<<<<

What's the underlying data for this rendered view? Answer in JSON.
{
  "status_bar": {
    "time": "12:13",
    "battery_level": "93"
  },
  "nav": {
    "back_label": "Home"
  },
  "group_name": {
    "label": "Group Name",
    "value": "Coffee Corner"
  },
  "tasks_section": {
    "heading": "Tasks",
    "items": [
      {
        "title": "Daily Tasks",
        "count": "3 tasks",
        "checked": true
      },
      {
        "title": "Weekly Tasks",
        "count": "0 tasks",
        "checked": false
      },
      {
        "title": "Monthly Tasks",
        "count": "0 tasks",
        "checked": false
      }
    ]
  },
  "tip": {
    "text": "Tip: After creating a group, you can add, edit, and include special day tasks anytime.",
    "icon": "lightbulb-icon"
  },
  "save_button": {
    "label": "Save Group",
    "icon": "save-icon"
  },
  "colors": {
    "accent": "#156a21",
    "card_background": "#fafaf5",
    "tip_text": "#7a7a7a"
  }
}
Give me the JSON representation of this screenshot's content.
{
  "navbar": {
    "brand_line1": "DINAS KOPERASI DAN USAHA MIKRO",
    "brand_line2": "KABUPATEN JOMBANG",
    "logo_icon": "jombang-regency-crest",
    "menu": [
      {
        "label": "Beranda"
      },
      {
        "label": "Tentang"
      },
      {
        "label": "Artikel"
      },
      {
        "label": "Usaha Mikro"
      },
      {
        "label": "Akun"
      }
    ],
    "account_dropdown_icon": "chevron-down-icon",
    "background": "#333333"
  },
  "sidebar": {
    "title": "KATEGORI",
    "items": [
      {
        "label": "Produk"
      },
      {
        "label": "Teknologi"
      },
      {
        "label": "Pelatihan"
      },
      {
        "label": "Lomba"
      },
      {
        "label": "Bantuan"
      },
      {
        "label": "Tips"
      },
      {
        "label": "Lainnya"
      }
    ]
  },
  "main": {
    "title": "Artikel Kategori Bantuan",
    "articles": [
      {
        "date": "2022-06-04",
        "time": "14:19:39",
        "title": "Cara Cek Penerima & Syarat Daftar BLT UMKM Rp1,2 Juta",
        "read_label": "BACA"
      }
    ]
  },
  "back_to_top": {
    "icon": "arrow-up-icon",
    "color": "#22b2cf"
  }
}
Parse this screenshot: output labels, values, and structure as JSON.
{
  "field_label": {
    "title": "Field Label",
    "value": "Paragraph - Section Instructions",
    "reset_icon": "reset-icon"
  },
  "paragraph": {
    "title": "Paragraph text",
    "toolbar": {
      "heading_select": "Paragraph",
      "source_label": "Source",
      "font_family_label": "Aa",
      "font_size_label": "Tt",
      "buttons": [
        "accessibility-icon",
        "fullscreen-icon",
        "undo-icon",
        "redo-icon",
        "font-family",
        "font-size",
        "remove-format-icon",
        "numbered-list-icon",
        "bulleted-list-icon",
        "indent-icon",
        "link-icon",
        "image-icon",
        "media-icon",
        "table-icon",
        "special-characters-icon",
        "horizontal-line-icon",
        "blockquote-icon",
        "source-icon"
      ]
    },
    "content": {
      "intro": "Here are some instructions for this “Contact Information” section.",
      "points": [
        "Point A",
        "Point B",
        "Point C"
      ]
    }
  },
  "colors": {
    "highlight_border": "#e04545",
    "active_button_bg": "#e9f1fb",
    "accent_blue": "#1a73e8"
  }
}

>>>>

**Short problem**
Scan the records above for the string "list", then report every line that contains it.

**Full answer**
        "numbered-list-icon",
        "bulleted-list-icon",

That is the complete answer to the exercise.